• WHAT TO PRODUCE
Quote the material word for word from its start through the line containing "The discharge port 18 is at (448, 158).", including both of those lines. Omit the pictures from your answer.

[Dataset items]
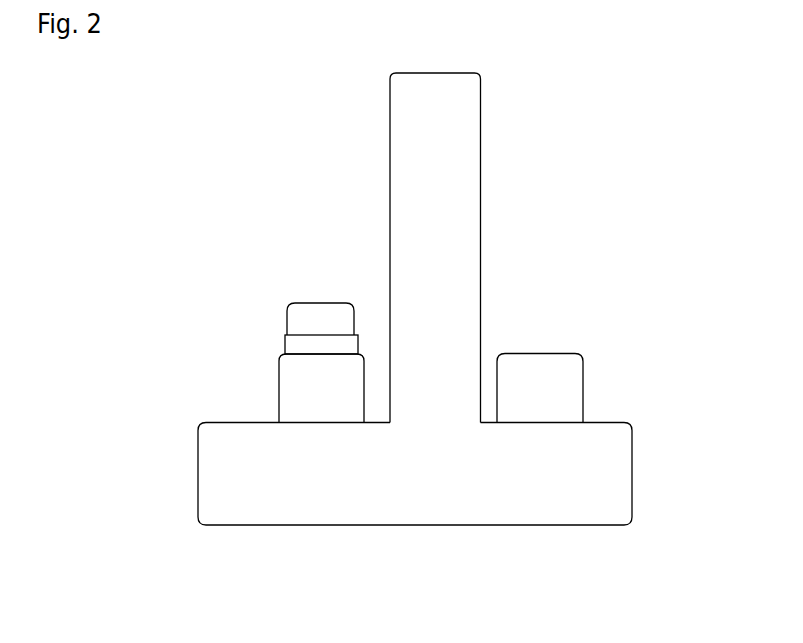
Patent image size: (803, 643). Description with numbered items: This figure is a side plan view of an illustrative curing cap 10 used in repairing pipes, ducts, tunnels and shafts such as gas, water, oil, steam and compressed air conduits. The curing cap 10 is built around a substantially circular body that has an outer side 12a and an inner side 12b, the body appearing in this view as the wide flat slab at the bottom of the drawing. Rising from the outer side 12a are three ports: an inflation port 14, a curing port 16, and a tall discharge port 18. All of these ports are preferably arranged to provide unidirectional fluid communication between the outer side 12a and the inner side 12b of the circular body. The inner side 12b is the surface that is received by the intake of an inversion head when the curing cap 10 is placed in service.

The curing cap 10 is at (713, 472).
The outer side 12a is at (240, 422).
The inner side 12b is at (363, 525).
The inflation port 14 is at (303, 343).
The curing port 16 is at (566, 384).
The discharge port 18 is at (448, 158).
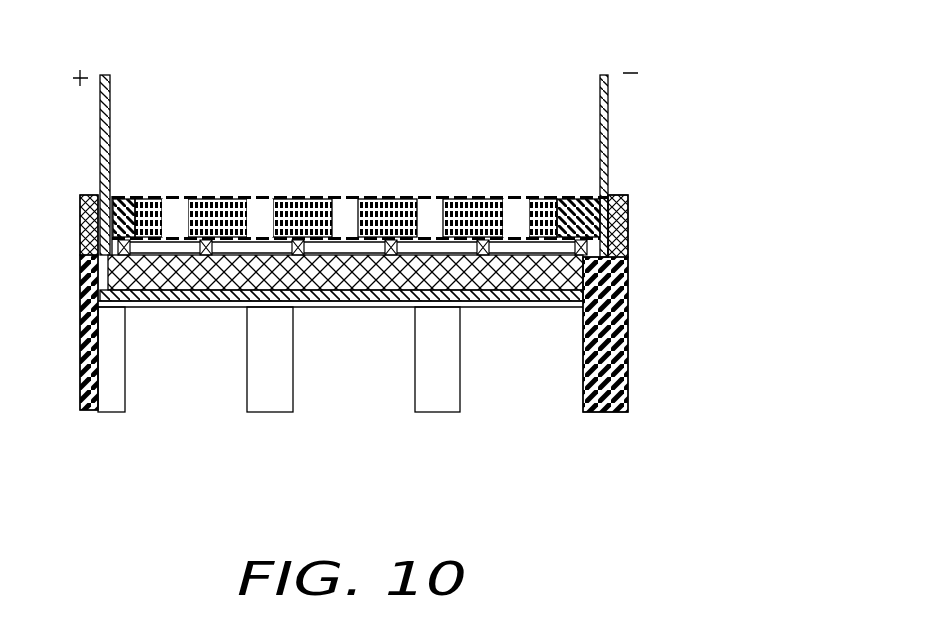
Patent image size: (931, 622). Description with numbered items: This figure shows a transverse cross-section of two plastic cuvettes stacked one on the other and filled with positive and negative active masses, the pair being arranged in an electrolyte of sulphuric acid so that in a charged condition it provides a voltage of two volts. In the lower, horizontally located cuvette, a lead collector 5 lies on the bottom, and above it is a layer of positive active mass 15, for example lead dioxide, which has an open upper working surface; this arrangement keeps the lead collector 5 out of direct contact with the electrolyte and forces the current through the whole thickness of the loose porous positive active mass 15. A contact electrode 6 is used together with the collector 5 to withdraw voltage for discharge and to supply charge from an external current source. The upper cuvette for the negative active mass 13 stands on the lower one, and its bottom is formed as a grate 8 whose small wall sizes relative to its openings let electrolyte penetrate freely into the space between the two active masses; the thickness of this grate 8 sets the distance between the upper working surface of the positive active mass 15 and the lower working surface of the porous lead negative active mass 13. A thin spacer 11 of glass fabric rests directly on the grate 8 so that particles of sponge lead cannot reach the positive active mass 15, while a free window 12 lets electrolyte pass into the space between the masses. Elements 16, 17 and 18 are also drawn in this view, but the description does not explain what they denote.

The collector 5 is at (432, 295).
The contact electrode 6 is at (112, 112).
The grate 8 is at (388, 250).
The spacer 11 is at (167, 233).
The window 12 is at (515, 222).
The negative active mass 13 is at (502, 197).
The positive active mass 15 is at (163, 280).
The cell compartment 16 is at (250, 233).
The cover sheet 17 is at (343, 198).
The negative electrode 18 is at (600, 147).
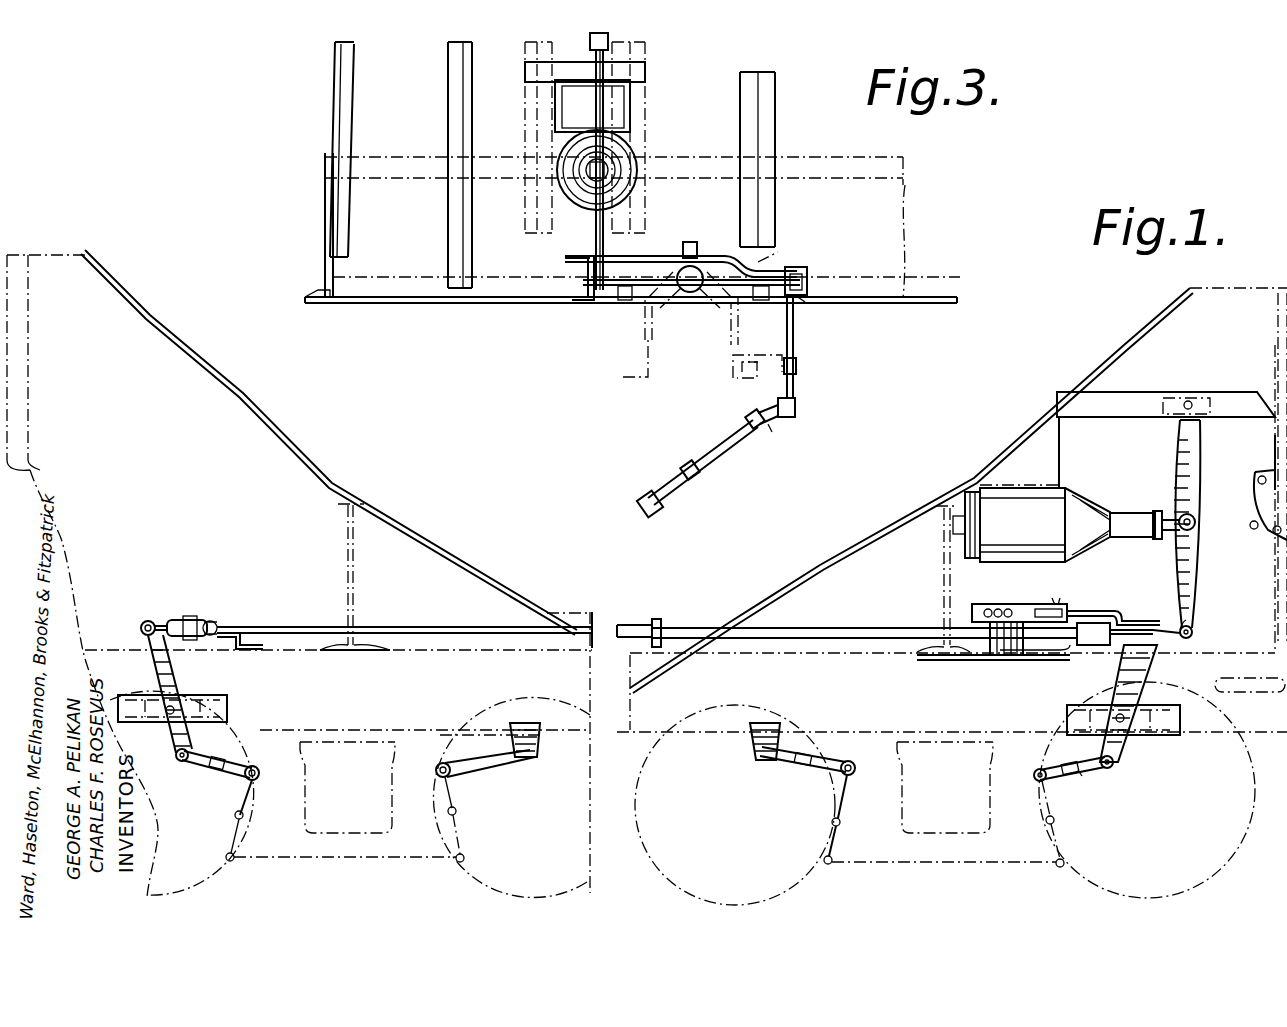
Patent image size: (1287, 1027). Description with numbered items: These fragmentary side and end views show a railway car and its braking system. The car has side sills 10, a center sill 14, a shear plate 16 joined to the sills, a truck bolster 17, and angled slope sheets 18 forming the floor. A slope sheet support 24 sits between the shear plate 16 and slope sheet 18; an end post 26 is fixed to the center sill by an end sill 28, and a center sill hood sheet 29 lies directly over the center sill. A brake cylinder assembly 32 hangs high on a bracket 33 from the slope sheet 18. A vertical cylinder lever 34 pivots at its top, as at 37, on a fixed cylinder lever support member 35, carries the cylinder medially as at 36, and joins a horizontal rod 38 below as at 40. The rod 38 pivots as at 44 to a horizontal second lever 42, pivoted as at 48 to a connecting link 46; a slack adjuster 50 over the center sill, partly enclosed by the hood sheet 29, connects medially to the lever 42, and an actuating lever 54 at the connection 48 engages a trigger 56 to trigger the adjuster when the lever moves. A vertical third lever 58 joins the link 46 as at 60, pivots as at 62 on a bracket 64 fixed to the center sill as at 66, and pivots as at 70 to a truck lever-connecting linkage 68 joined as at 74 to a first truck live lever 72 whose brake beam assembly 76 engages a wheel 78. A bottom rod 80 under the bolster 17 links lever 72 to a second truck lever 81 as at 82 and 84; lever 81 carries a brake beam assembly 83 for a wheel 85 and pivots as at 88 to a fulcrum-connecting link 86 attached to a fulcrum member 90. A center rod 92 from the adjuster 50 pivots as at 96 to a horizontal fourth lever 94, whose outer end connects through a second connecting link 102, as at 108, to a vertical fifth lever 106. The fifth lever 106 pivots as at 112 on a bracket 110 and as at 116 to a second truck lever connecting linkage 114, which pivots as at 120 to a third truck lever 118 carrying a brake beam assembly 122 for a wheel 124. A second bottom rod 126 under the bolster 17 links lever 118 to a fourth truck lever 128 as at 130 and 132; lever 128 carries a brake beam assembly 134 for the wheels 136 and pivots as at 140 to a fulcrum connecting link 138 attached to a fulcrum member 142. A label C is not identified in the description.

In FIG. 3, the side sills 10 is at (308, 298).
In FIG. 3, the center sill 14 is at (633, 358).
In FIG. 1, the center sill 14 is at (402, 693).
In FIG. 1, the shear plate 16 is at (300, 652).
In FIG. 1, the truck bolster 17 is at (304, 826).
In FIG. 1, the slope sheets 18 is at (265, 412).
In FIG. 1, the slope sheet support 24 is at (345, 570).
In FIG. 1, the end post 26 is at (1268, 437).
In FIG. 1, the end sill 28 is at (1255, 665).
In FIG. 3, the center sill hood sheet 29 is at (776, 260).
In FIG. 1, the center sill hood sheet 29 is at (583, 612).
In FIG. 3, the brake cylinder assembly 32 is at (580, 185).
In FIG. 1, the brake cylinder assembly 32 is at (1010, 547).
In FIG. 3, the bracket 33 is at (555, 107).
In FIG. 1, the bracket 33 is at (1043, 455).
In FIG. 3, the cylinder lever 34 is at (605, 115).
In FIG. 1, the cylinder lever 34 is at (1198, 560).
In FIG. 3, the cylinder lever support member 35 is at (622, 72).
In FIG. 1, the cylinder lever support member 35 is at (1132, 396).
In FIG. 3, the connection 36 is at (606, 170).
In FIG. 1, the connection 36 is at (1180, 520).
In FIG. 3, the pivotal connection 37 is at (588, 42).
In FIG. 1, the pivotal connection 37 is at (1192, 402).
In FIG. 3, the rod 38 is at (562, 262).
In FIG. 1, the rod 38 is at (1193, 640).
In FIG. 1, the connection 40 is at (1192, 630).
In FIG. 3, the second lever 42 is at (640, 287).
In FIG. 1, the second lever 42 is at (1080, 645).
In FIG. 3, the pivotal connection 44 is at (586, 294).
In FIG. 3, the connecting link 46 is at (804, 277).
In FIG. 3, the pivotal connection 48 is at (797, 268).
In FIG. 3, the brake regulator 50 is at (688, 292).
In FIG. 1, the brake regulator 50 is at (758, 640).
In FIG. 3, the actuating lever 54 is at (655, 256).
In FIG. 1, the actuating lever 54 is at (1105, 609).
In FIG. 3, the trigger 56 is at (692, 258).
In FIG. 1, the trigger 56 is at (1075, 603).
In FIG. 3, the third lever 58 is at (795, 340).
In FIG. 1, the third lever 58 is at (1147, 676).
In FIG. 3, the connection 60 is at (798, 298).
In FIG. 3, the pivot 62 is at (797, 368).
In FIG. 1, the pivot 62 is at (1124, 722).
In FIG. 3, the bracket 64 is at (758, 355).
In FIG. 1, the bracket 64 is at (1150, 724).
In FIG. 3, the attachment 66 is at (733, 362).
In FIG. 3, the truck lever-connecting linkage 68 is at (775, 420).
In FIG. 1, the truck lever-connecting linkage 68 is at (1080, 772).
In FIG. 3, the pivotal connection 70 is at (797, 408).
In FIG. 1, the pivotal connection 70 is at (1112, 767).
In FIG. 3, the first truck live lever 72 is at (677, 495).
In FIG. 1, the first truck live lever 72 is at (1054, 845).
In FIG. 3, the connection 74 is at (746, 420).
In FIG. 1, the connection 74 is at (1034, 772).
In FIG. 3, the brake beam assembly 76 is at (684, 468).
In FIG. 1, the brake beam assembly 76 is at (1046, 820).
In FIG. 1, the railway car wheel 78 is at (1215, 868).
In FIG. 1, the bottom rod 80 is at (940, 863).
In FIG. 1, the second truck lever 81 is at (848, 795).
In FIG. 1, the pivotal connection 82 is at (1057, 867).
In FIG. 1, the brake beam assembly 83 is at (832, 822).
In FIG. 1, the pivotal connection 84 is at (832, 864).
In FIG. 1, the railway car wheel 85 is at (718, 875).
In FIG. 1, the fulcrum-connecting link 86 is at (820, 749).
In FIG. 1, the pivotal attachment 88 is at (855, 762).
In FIG. 1, the fulcrum member 90 is at (775, 727).
In FIG. 1, the center rod 92 is at (450, 626).
In FIG. 1, the fourth lever 94 is at (200, 622).
In FIG. 1, the pivotal connection 96 is at (188, 618).
In FIG. 1, the second connecting link 102 is at (160, 618).
In FIG. 1, the fifth lever 106 is at (153, 665).
In FIG. 1, the connection 108 is at (140, 628).
In FIG. 1, the bracket 110 is at (215, 692).
In FIG. 1, the pivot 112 is at (176, 706).
In FIG. 1, the second truck lever connecting linkage 114 is at (205, 764).
In FIG. 1, the pivotal connection 116 is at (190, 755).
In FIG. 1, the third truck lever 118 is at (250, 796).
In FIG. 1, the pivotal connection 120 is at (256, 767).
In FIG. 1, the brake beam assembly 122 is at (236, 817).
In FIG. 1, the railway car wheel 124 is at (192, 880).
In FIG. 1, the second bottom rod 126 is at (390, 860).
In FIG. 1, the fourth truck lever 128 is at (462, 833).
In FIG. 1, the pivotal connection 130 is at (233, 860).
In FIG. 1, the pivotal connection 132 is at (459, 863).
In FIG. 1, the brake beam assembly 134 is at (458, 808).
In FIG. 1, the railway car wheels 136 is at (560, 862).
In FIG. 1, the fulcrum connecting link 138 is at (480, 735).
In FIG. 1, the pivotal connection 140 is at (440, 763).
In FIG. 1, the fulcrum member 142 is at (540, 724).
In FIG. 3, the cable C is at (640, 205).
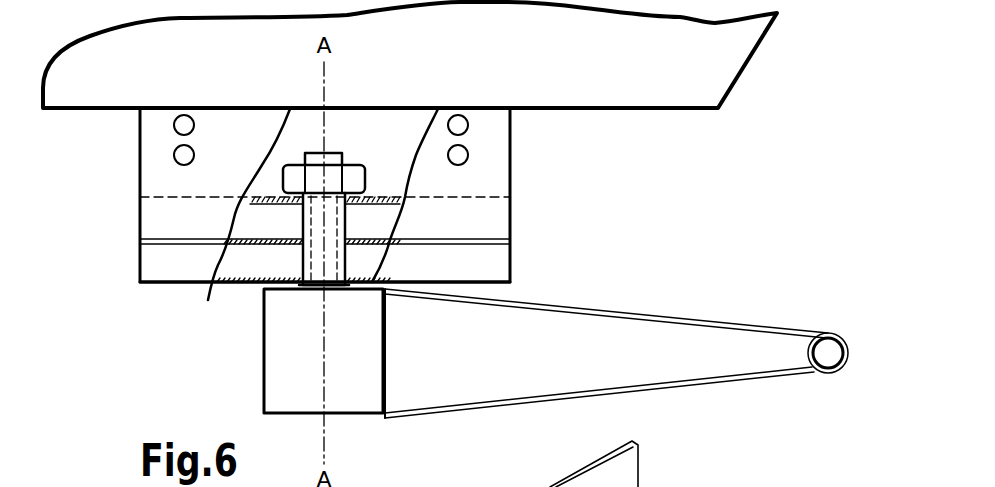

• WORKED ANSWER
Patent image size: (803, 643). Description with numbered items: This figure is a side plan view of an illustrative curing cap 10 used in repairing pipes, ducts, tunnels and shafts such as gas, water, oil, steam and compressed air conduits. The curing cap 10 is built around a substantially circular body that has an outer side 12a and an inner side 12b, the body appearing in this view as the wide flat slab at the bottom of the drawing. Rising from the outer side 12a are three ports: an inflation port 14, a curing port 16, and a tall discharge port 18. All of these ports are preferably arranged to provide unidirectional fluid communication between the outer side 12a and the inner side 12b of the circular body. The inner side 12b is the surface that is received by the intake of an inversion head when the curing cap 10 is placed in service.

The curing cap 10 is at (713, 472).
The outer side 12a is at (240, 422).
The inner side 12b is at (363, 525).
The inflation port 14 is at (303, 343).
The curing port 16 is at (566, 384).
The discharge port 18 is at (448, 158).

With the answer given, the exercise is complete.